## Directive
Looking at the listing, state how many of its lines contain the string "CURRENT". Write only the number.
***** Dataset rows
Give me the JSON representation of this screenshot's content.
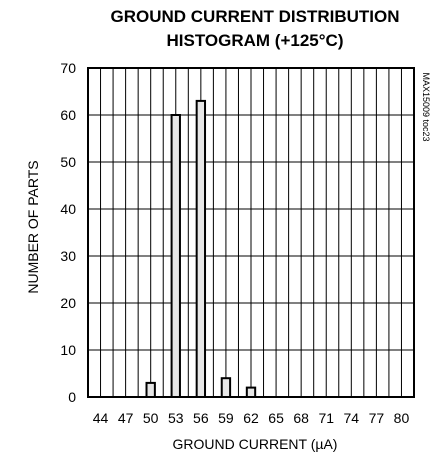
{
  "chart_data": {
    "type": "bar",
    "title_lines": [
      "GROUND CURRENT DISTRIBUTION",
      "HISTOGRAM (+125°C)"
    ],
    "xlabel": "GROUND CURRENT (µA)",
    "ylabel": "NUMBER OF PARTS",
    "side_note": "MAX15009 toc23",
    "x_ticks": [
      "44",
      "47",
      "50",
      "53",
      "56",
      "59",
      "62",
      "65",
      "68",
      "71",
      "74",
      "77",
      "80"
    ],
    "y_ticks": [
      "0",
      "10",
      "20",
      "30",
      "40",
      "50",
      "60",
      "70"
    ],
    "ylim": [
      0,
      70
    ],
    "xlim": [
      42.5,
      81.5
    ],
    "grid": true,
    "bar_color": "#e6e6e6",
    "bars": [
      {
        "x": 50,
        "value": 3
      },
      {
        "x": 53,
        "value": 60
      },
      {
        "x": 56,
        "value": 63
      },
      {
        "x": 59,
        "value": 4
      },
      {
        "x": 62,
        "value": 2
      }
    ]
  }
}
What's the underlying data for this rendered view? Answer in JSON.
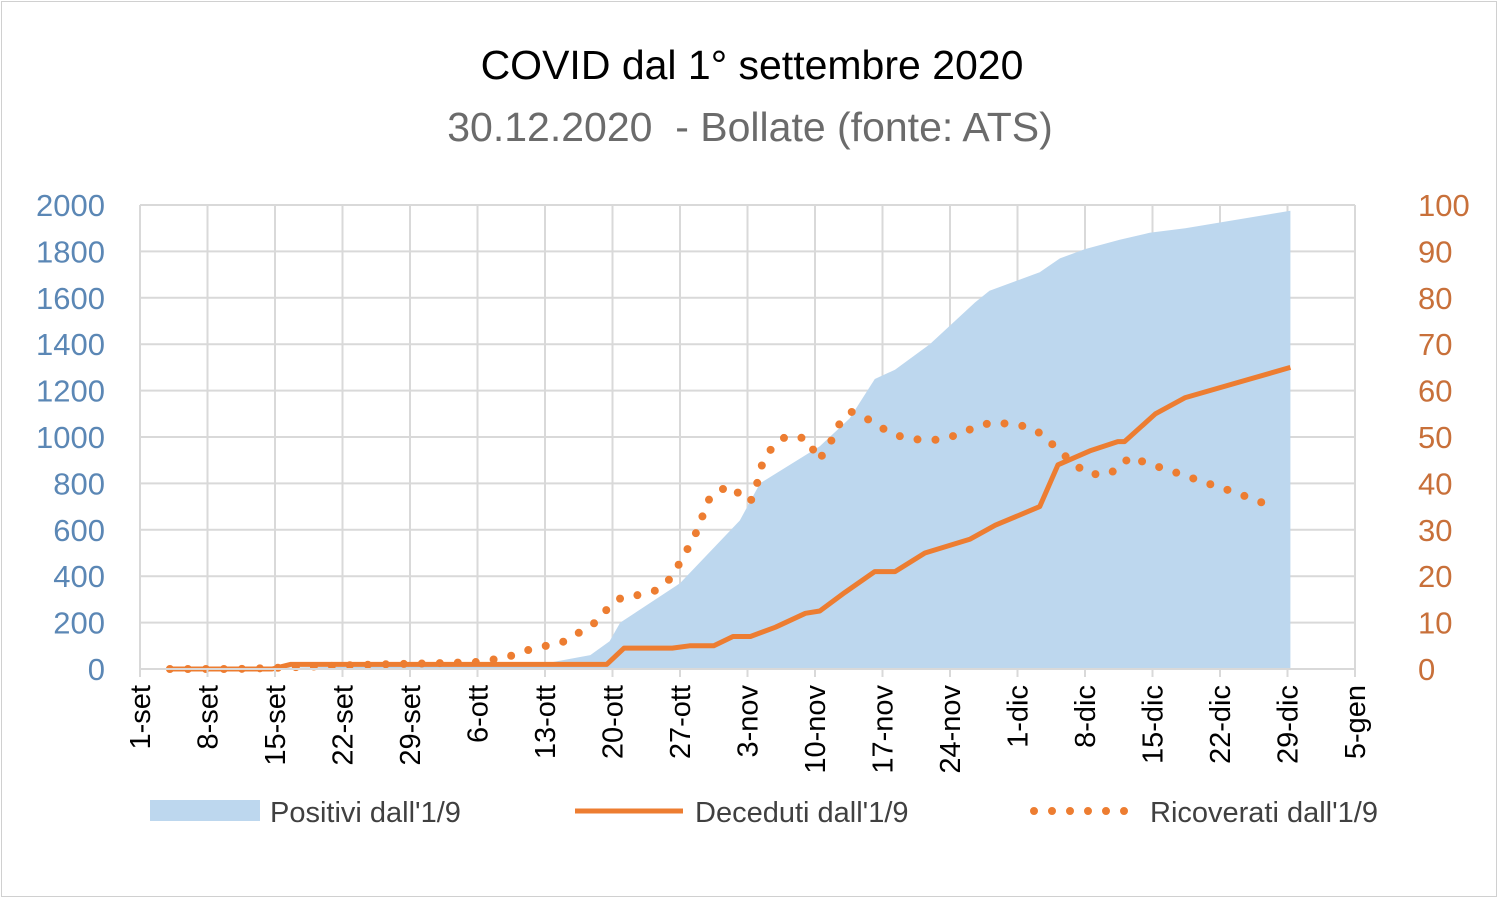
{
  "chart_data": {
    "type": "area+line",
    "title": "COVID dal 1° settembre 2020",
    "subtitle": "30.12.2020  - Bollate (fonte: ATS)",
    "x_unit": "days since 1-set-2020",
    "xlim": [
      0,
      126
    ],
    "x_ticks": [
      {
        "day": 0,
        "label": "1-set"
      },
      {
        "day": 7,
        "label": "8-set"
      },
      {
        "day": 14,
        "label": "15-set"
      },
      {
        "day": 21,
        "label": "22-set"
      },
      {
        "day": 28,
        "label": "29-set"
      },
      {
        "day": 35,
        "label": "6-ott"
      },
      {
        "day": 42,
        "label": "13-ott"
      },
      {
        "day": 49,
        "label": "20-ott"
      },
      {
        "day": 56,
        "label": "27-ott"
      },
      {
        "day": 63,
        "label": "3-nov"
      },
      {
        "day": 70,
        "label": "10-nov"
      },
      {
        "day": 77,
        "label": "17-nov"
      },
      {
        "day": 84,
        "label": "24-nov"
      },
      {
        "day": 91,
        "label": "1-dic"
      },
      {
        "day": 98,
        "label": "8-dic"
      },
      {
        "day": 105,
        "label": "15-dic"
      },
      {
        "day": 112,
        "label": "22-dic"
      },
      {
        "day": 119,
        "label": "29-dic"
      },
      {
        "day": 126,
        "label": "5-gen"
      }
    ],
    "y_left": {
      "range": [
        0,
        2000
      ],
      "ticks": [
        "0",
        "200",
        "400",
        "600",
        "800",
        "1000",
        "1200",
        "1400",
        "1600",
        "1800",
        "2000"
      ],
      "color": "#5b87b5"
    },
    "y_right": {
      "range": [
        0,
        100
      ],
      "ticks": [
        "0",
        "10",
        "20",
        "30",
        "40",
        "50",
        "60",
        "70",
        "80",
        "90",
        "100"
      ],
      "color": "#c8703a"
    },
    "grid": true,
    "legend_position": "bottom",
    "series": [
      {
        "name": "Positivi dall'1/9",
        "kind": "area",
        "axis": "left",
        "color": "#bdd7ee",
        "points": [
          [
            3.1,
            0
          ],
          [
            41.5,
            20
          ],
          [
            46.7,
            60
          ],
          [
            48.7,
            120
          ],
          [
            49.8,
            200
          ],
          [
            56,
            370
          ],
          [
            62.2,
            640
          ],
          [
            64.3,
            800
          ],
          [
            70.5,
            960
          ],
          [
            73.6,
            1080
          ],
          [
            76.2,
            1250
          ],
          [
            78.3,
            1290
          ],
          [
            81.9,
            1400
          ],
          [
            86.6,
            1580
          ],
          [
            88.1,
            1630
          ],
          [
            93.3,
            1710
          ],
          [
            95.4,
            1770
          ],
          [
            98,
            1810
          ],
          [
            101.6,
            1850
          ],
          [
            104.7,
            1880
          ],
          [
            108.4,
            1900
          ],
          [
            119.3,
            1975
          ]
        ]
      },
      {
        "name": "Deceduti dall'1/9",
        "kind": "line",
        "axis": "right",
        "color": "#ed7d31",
        "points": [
          [
            3.1,
            0
          ],
          [
            13.7,
            0
          ],
          [
            15.6,
            1
          ],
          [
            48.4,
            1
          ],
          [
            50.2,
            4.5
          ],
          [
            55.2,
            4.5
          ],
          [
            57,
            5
          ],
          [
            59.5,
            5
          ],
          [
            61.5,
            7
          ],
          [
            63.3,
            7
          ],
          [
            65.9,
            9
          ],
          [
            69,
            12
          ],
          [
            70.5,
            12.5
          ],
          [
            73.1,
            16.5
          ],
          [
            76.2,
            21
          ],
          [
            78.3,
            21
          ],
          [
            81.4,
            25
          ],
          [
            86.1,
            28
          ],
          [
            88.7,
            31
          ],
          [
            93.3,
            35
          ],
          [
            95.2,
            44
          ],
          [
            98.5,
            47
          ],
          [
            101.4,
            49
          ],
          [
            102.1,
            49
          ],
          [
            105.3,
            55
          ],
          [
            108.4,
            58.5
          ],
          [
            119.3,
            65
          ]
        ]
      },
      {
        "name": "Ricoverati dall'1/9",
        "kind": "dotted-line",
        "axis": "right",
        "color": "#ed7d31",
        "points": [
          [
            3.1,
            0
          ],
          [
            10,
            0
          ],
          [
            15,
            0.3
          ],
          [
            20,
            0.7
          ],
          [
            25,
            1
          ],
          [
            30,
            1.2
          ],
          [
            35,
            1.5
          ],
          [
            38,
            2.5
          ],
          [
            40.1,
            4
          ],
          [
            44.1,
            6
          ],
          [
            47.2,
            10
          ],
          [
            48.7,
            13.5
          ],
          [
            50,
            15.5
          ],
          [
            51.9,
            16
          ],
          [
            53.6,
            17
          ],
          [
            55,
            19.5
          ],
          [
            56.3,
            24
          ],
          [
            57.6,
            29
          ],
          [
            59.1,
            37
          ],
          [
            61,
            39.5
          ],
          [
            62.2,
            37.7
          ],
          [
            63.3,
            36
          ],
          [
            64,
            40
          ],
          [
            64.5,
            44
          ],
          [
            65.5,
            47.6
          ],
          [
            66.9,
            50
          ],
          [
            68.4,
            50
          ],
          [
            69.5,
            49
          ],
          [
            70.2,
            45
          ],
          [
            71,
            46.5
          ],
          [
            71.9,
            50
          ],
          [
            72.7,
            53.5
          ],
          [
            73.8,
            55.4
          ],
          [
            75.7,
            53.6
          ],
          [
            77.3,
            51.5
          ],
          [
            79,
            50
          ],
          [
            80.9,
            49.4
          ],
          [
            82.8,
            49.4
          ],
          [
            84.7,
            50.4
          ],
          [
            86.5,
            52
          ],
          [
            88.4,
            53.2
          ],
          [
            90.2,
            52.8
          ],
          [
            92.1,
            52.2
          ],
          [
            93.7,
            50.4
          ],
          [
            95.1,
            47.4
          ],
          [
            96.7,
            44.6
          ],
          [
            98.1,
            42.2
          ],
          [
            100,
            41.8
          ],
          [
            101.5,
            43.1
          ],
          [
            102.6,
            45.7
          ],
          [
            104.4,
            44.4
          ],
          [
            106.3,
            43.1
          ],
          [
            108.2,
            41.8
          ],
          [
            110,
            40.5
          ],
          [
            111.9,
            39.2
          ],
          [
            113.8,
            37.9
          ],
          [
            115.6,
            36.4
          ],
          [
            117.5,
            35.1
          ]
        ]
      }
    ]
  }
}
**********
## Finished answer
2